TASK BRIEF: Copy out lines with the word "https" from the material that follows.

LISTED ENTRIES:
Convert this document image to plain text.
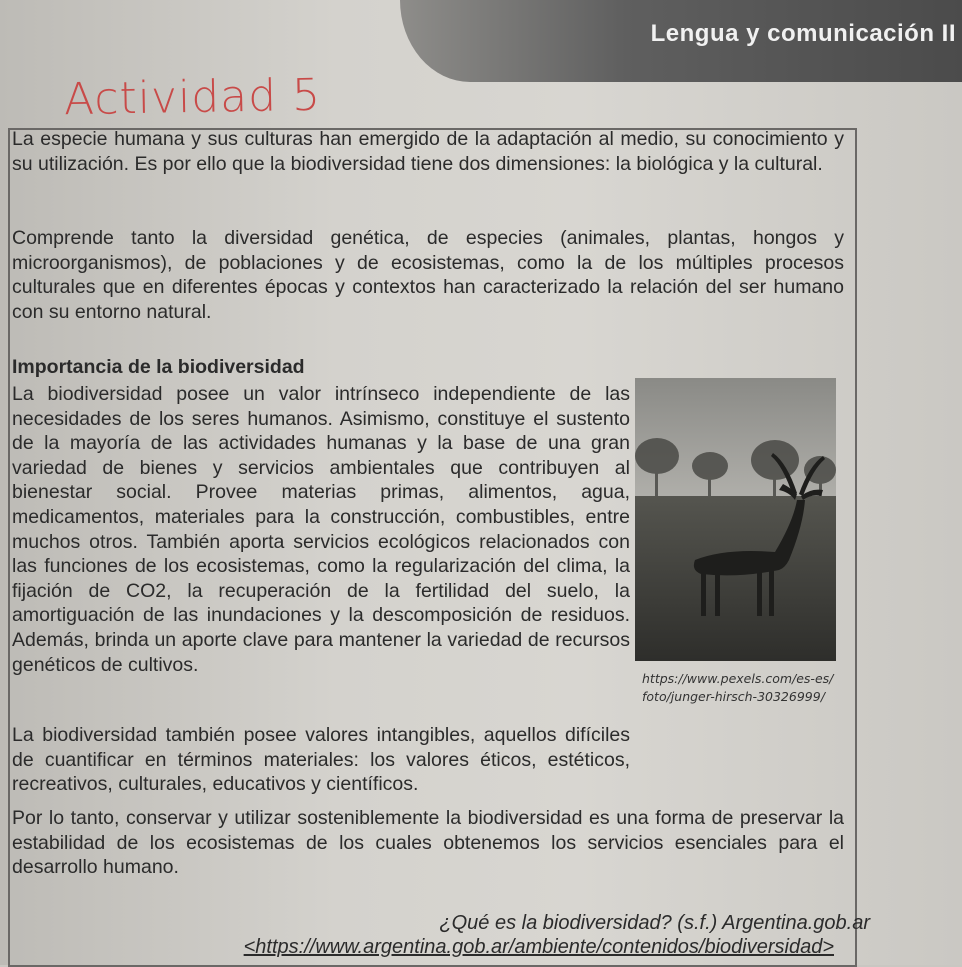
Lengua y comunicación II
Actividad 5
La especie humana y sus culturas han emergido de la adaptación al medio, su conocimiento y su utilización. Es por ello que la biodiversidad tiene dos dimensiones: la biológica y la cultural.
Comprende tanto la diversidad genética, de especies (animales, plantas, hongos y microorganismos), de poblaciones y de ecosistemas, como la de los múltiples procesos culturales que en diferentes épocas y contextos han caracterizado la relación del ser humano con su entorno natural.
Importancia de la biodiversidad
La biodiversidad posee un valor intrínseco independiente de las necesidades de los seres humanos. Asimismo, constituye el sustento de la mayoría de las actividades humanas y la base de una gran variedad de bienes y servicios ambientales que contribuyen al bienestar social. Provee materias primas, alimentos, agua, medicamentos, materiales para la construcción, combustibles, entre muchos otros. También aporta servicios ecológicos relacionados con las funciones de los ecosistemas, como la regularización del clima, la fijación de CO2, la recuperación de la fertilidad del suelo, la amortiguación de las inundaciones y la descomposición de residuos. Además, brinda un aporte clave para mantener la variedad de recursos genéticos de cultivos.
https://www.pexels.com/es-es/foto/junger-hirsch-30326999/
La biodiversidad también posee valores intangibles, aquellos difíciles de cuantificar en términos materiales: los valores éticos, estéticos, recreativos, culturales, educativos y científicos.
Por lo tanto, conservar y utilizar sosteniblemente la biodiversidad es una forma de preservar la estabilidad de los ecosistemas de los cuales obtenemos los servicios esenciales para el desarrollo humano.
¿Qué es la biodiversidad? (s.f.) Argentina.gob.ar
<https://www.argentina.gob.ar/ambiente/contenidos/biodiversidad>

RESPONSE TO THIS TASK:
https://www.pexels.com/es-es/foto/junger-hirsch-30326999/
<https://www.argentina.gob.ar/ambiente/contenidos/biodiversidad>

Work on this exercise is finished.